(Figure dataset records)

┌────────

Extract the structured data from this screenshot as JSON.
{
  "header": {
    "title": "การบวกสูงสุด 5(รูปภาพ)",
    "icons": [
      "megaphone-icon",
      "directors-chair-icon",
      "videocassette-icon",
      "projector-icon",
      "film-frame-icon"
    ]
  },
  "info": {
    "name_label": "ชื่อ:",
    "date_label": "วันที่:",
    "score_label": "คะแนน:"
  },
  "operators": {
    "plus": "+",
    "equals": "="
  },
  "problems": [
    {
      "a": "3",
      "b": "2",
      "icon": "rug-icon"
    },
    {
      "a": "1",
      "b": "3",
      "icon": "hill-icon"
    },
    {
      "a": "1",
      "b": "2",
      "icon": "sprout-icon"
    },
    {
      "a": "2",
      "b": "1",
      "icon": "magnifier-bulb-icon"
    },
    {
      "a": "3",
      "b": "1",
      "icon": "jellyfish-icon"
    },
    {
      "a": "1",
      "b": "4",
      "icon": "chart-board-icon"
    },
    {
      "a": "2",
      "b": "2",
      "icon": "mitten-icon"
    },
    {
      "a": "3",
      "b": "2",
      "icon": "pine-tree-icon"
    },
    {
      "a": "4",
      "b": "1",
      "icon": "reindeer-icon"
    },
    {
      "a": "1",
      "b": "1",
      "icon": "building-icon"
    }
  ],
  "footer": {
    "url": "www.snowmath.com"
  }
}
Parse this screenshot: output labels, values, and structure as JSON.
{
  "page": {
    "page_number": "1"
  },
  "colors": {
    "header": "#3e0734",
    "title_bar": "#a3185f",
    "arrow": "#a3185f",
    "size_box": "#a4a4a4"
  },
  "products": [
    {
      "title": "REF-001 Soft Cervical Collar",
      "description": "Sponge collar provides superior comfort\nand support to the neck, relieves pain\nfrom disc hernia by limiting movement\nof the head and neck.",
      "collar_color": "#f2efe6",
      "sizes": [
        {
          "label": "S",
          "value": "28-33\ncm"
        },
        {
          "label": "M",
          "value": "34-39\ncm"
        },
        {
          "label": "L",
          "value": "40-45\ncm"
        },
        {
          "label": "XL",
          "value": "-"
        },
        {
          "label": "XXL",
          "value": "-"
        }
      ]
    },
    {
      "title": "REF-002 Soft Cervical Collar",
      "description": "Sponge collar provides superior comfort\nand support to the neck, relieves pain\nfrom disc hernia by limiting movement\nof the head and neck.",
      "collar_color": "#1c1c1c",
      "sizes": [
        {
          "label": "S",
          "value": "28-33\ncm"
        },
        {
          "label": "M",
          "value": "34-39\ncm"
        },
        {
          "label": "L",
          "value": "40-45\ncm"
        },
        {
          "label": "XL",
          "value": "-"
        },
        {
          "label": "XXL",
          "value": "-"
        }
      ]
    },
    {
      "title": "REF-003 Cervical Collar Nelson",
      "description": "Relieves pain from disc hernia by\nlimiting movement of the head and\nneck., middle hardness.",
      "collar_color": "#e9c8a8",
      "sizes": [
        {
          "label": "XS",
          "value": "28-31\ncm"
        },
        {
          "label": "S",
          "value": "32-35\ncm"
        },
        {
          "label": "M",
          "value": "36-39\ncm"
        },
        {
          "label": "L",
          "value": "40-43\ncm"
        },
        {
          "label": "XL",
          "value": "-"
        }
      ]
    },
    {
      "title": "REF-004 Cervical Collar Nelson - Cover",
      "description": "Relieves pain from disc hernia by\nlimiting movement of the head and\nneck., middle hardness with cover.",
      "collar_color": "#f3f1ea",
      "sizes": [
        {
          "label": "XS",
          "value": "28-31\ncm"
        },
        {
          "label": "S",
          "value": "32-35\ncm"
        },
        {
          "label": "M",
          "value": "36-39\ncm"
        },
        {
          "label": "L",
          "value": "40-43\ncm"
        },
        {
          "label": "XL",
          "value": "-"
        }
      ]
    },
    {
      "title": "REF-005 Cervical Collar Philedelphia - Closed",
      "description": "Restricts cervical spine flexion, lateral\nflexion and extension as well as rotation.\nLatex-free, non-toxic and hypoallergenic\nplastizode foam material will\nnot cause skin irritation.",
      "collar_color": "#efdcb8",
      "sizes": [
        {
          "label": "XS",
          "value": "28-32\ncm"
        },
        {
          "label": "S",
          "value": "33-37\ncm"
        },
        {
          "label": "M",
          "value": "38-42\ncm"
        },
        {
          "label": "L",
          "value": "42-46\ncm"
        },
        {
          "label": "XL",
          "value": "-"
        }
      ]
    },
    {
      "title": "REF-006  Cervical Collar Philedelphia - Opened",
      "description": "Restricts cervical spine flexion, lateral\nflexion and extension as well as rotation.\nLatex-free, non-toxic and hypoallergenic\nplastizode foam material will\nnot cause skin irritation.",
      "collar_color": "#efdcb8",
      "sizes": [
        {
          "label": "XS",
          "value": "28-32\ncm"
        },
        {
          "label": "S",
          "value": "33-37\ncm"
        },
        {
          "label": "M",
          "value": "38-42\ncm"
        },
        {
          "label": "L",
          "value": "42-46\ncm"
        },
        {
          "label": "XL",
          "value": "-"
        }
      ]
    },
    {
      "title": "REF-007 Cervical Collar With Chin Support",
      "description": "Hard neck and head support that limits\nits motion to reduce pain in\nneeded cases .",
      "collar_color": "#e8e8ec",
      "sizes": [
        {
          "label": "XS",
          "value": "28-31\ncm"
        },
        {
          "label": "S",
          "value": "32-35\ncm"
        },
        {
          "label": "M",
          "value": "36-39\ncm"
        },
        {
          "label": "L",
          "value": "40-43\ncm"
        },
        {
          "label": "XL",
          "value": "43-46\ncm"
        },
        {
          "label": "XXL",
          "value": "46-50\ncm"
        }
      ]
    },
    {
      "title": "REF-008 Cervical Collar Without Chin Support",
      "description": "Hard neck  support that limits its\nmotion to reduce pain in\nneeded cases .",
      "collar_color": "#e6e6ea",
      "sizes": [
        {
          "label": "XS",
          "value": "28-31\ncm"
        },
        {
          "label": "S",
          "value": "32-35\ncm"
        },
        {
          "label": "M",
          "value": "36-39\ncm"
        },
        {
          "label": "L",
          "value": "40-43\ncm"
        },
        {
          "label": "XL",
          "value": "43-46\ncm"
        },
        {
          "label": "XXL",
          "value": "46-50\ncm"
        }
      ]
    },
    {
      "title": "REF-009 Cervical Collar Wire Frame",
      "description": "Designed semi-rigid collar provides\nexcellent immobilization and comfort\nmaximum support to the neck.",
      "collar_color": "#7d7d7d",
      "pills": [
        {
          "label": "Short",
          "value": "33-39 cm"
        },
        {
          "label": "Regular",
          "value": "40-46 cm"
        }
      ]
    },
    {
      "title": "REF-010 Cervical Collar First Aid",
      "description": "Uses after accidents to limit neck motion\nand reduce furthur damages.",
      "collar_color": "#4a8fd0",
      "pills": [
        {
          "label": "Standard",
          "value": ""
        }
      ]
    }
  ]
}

└────────

§ Task brief: Repeat the preceding lines exactly, please, every one of them.

§ Solution to the problem:
Extract the structured data from this screenshot as JSON.
{
  "header": {
    "title": "การบวกสูงสุด 5(รูปภาพ)",
    "icons": [
      "megaphone-icon",
      "directors-chair-icon",
      "videocassette-icon",
      "projector-icon",
      "film-frame-icon"
    ]
  },
  "info": {
    "name_label": "ชื่อ:",
    "date_label": "วันที่:",
    "score_label": "คะแนน:"
  },
  "operators": {
    "plus": "+",
    "equals": "="
  },
  "problems": [
    {
      "a": "3",
      "b": "2",
      "icon": "rug-icon"
    },
    {
      "a": "1",
      "b": "3",
      "icon": "hill-icon"
    },
    {
      "a": "1",
      "b": "2",
      "icon": "sprout-icon"
    },
    {
      "a": "2",
      "b": "1",
      "icon": "magnifier-bulb-icon"
    },
    {
      "a": "3",
      "b": "1",
      "icon": "jellyfish-icon"
    },
    {
      "a": "1",
      "b": "4",
      "icon": "chart-board-icon"
    },
    {
      "a": "2",
      "b": "2",
      "icon": "mitten-icon"
    },
    {
      "a": "3",
      "b": "2",
      "icon": "pine-tree-icon"
    },
    {
      "a": "4",
      "b": "1",
      "icon": "reindeer-icon"
    },
    {
      "a": "1",
      "b": "1",
      "icon": "building-icon"
    }
  ],
  "footer": {
    "url": "www.snowmath.com"
  }
}
Parse this screenshot: output labels, values, and structure as JSON.
{
  "page": {
    "page_number": "1"
  },
  "colors": {
    "header": "#3e0734",
    "title_bar": "#a3185f",
    "arrow": "#a3185f",
    "size_box": "#a4a4a4"
  },
  "products": [
    {
      "title": "REF-001 Soft Cervical Collar",
      "description": "Sponge collar provides superior comfort\nand support to the neck, relieves pain\nfrom disc hernia by limiting movement\nof the head and neck.",
      "collar_color": "#f2efe6",
      "sizes": [
        {
          "label": "S",
          "value": "28-33\ncm"
        },
        {
          "label": "M",
          "value": "34-39\ncm"
        },
        {
          "label": "L",
          "value": "40-45\ncm"
        },
        {
          "label": "XL",
          "value": "-"
        },
        {
          "label": "XXL",
          "value": "-"
        }
      ]
    },
    {
      "title": "REF-002 Soft Cervical Collar",
      "description": "Sponge collar provides superior comfort\nand support to the neck, relieves pain\nfrom disc hernia by limiting movement\nof the head and neck.",
      "collar_color": "#1c1c1c",
      "sizes": [
        {
          "label": "S",
          "value": "28-33\ncm"
        },
        {
          "label": "M",
          "value": "34-39\ncm"
        },
        {
          "label": "L",
          "value": "40-45\ncm"
        },
        {
          "label": "XL",
          "value": "-"
        },
        {
          "label": "XXL",
          "value": "-"
        }
      ]
    },
    {
      "title": "REF-003 Cervical Collar Nelson",
      "description": "Relieves pain from disc hernia by\nlimiting movement of the head and\nneck., middle hardness.",
      "collar_color": "#e9c8a8",
      "sizes": [
        {
          "label": "XS",
          "value": "28-31\ncm"
        },
        {
          "label": "S",
          "value": "32-35\ncm"
        },
        {
          "label": "M",
          "value": "36-39\ncm"
        },
        {
          "label": "L",
          "value": "40-43\ncm"
        },
        {
          "label": "XL",
          "value": "-"
        }
      ]
    },
    {
      "title": "REF-004 Cervical Collar Nelson - Cover",
      "description": "Relieves pain from disc hernia by\nlimiting movement of the head and\nneck., middle hardness with cover.",
      "collar_color": "#f3f1ea",
      "sizes": [
        {
          "label": "XS",
          "value": "28-31\ncm"
        },
        {
          "label": "S",
          "value": "32-35\ncm"
        },
        {
          "label": "M",
          "value": "36-39\ncm"
        },
        {
          "label": "L",
          "value": "40-43\ncm"
        },
        {
          "label": "XL",
          "value": "-"
        }
      ]
    },
    {
      "title": "REF-005 Cervical Collar Philedelphia - Closed",
      "description": "Restricts cervical spine flexion, lateral\nflexion and extension as well as rotation.\nLatex-free, non-toxic and hypoallergenic\nplastizode foam material will\nnot cause skin irritation.",
      "collar_color": "#efdcb8",
      "sizes": [
        {
          "label": "XS",
          "value": "28-32\ncm"
        },
        {
          "label": "S",
          "value": "33-37\ncm"
        },
        {
          "label": "M",
          "value": "38-42\ncm"
        },
        {
          "label": "L",
          "value": "42-46\ncm"
        },
        {
          "label": "XL",
          "value": "-"
        }
      ]
    },
    {
      "title": "REF-006  Cervical Collar Philedelphia - Opened",
      "description": "Restricts cervical spine flexion, lateral\nflexion and extension as well as rotation.\nLatex-free, non-toxic and hypoallergenic\nplastizode foam material will\nnot cause skin irritation.",
      "collar_color": "#efdcb8",
      "sizes": [
        {
          "label": "XS",
          "value": "28-32\ncm"
        },
        {
          "label": "S",
          "value": "33-37\ncm"
        },
        {
          "label": "M",
          "value": "38-42\ncm"
        },
        {
          "label": "L",
          "value": "42-46\ncm"
        },
        {
          "label": "XL",
          "value": "-"
        }
      ]
    },
    {
      "title": "REF-007 Cervical Collar With Chin Support",
      "description": "Hard neck and head support that limits\nits motion to reduce pain in\nneeded cases .",
      "collar_color": "#e8e8ec",
      "sizes": [
        {
          "label": "XS",
          "value": "28-31\ncm"
        },
        {
          "label": "S",
          "value": "32-35\ncm"
        },
        {
          "label": "M",
          "value": "36-39\ncm"
        },
        {
          "label": "L",
          "value": "40-43\ncm"
        },
        {
          "label": "XL",
          "value": "43-46\ncm"
        },
        {
          "label": "XXL",
          "value": "46-50\ncm"
        }
      ]
    },
    {
      "title": "REF-008 Cervical Collar Without Chin Support",
      "description": "Hard neck  support that limits its\nmotion to reduce pain in\nneeded cases .",
      "collar_color": "#e6e6ea",
      "sizes": [
        {
          "label": "XS",
          "value": "28-31\ncm"
        },
        {
          "label": "S",
          "value": "32-35\ncm"
        },
        {
          "label": "M",
          "value": "36-39\ncm"
        },
        {
          "label": "L",
          "value": "40-43\ncm"
        },
        {
          "label": "XL",
          "value": "43-46\ncm"
        },
        {
          "label": "XXL",
          "value": "46-50\ncm"
        }
      ]
    },
    {
      "title": "REF-009 Cervical Collar Wire Frame",
      "description": "Designed semi-rigid collar provides\nexcellent immobilization and comfort\nmaximum support to the neck.",
      "collar_color": "#7d7d7d",
      "pills": [
        {
          "label": "Short",
          "value": "33-39 cm"
        },
        {
          "label": "Regular",
          "value": "40-46 cm"
        }
      ]
    },
    {
      "title": "REF-010 Cervical Collar First Aid",
      "description": "Uses after accidents to limit neck motion\nand reduce furthur damages.",
      "collar_color": "#4a8fd0",
      "pills": [
        {
          "label": "Standard",
          "value": ""
        }
      ]
    }
  ]
}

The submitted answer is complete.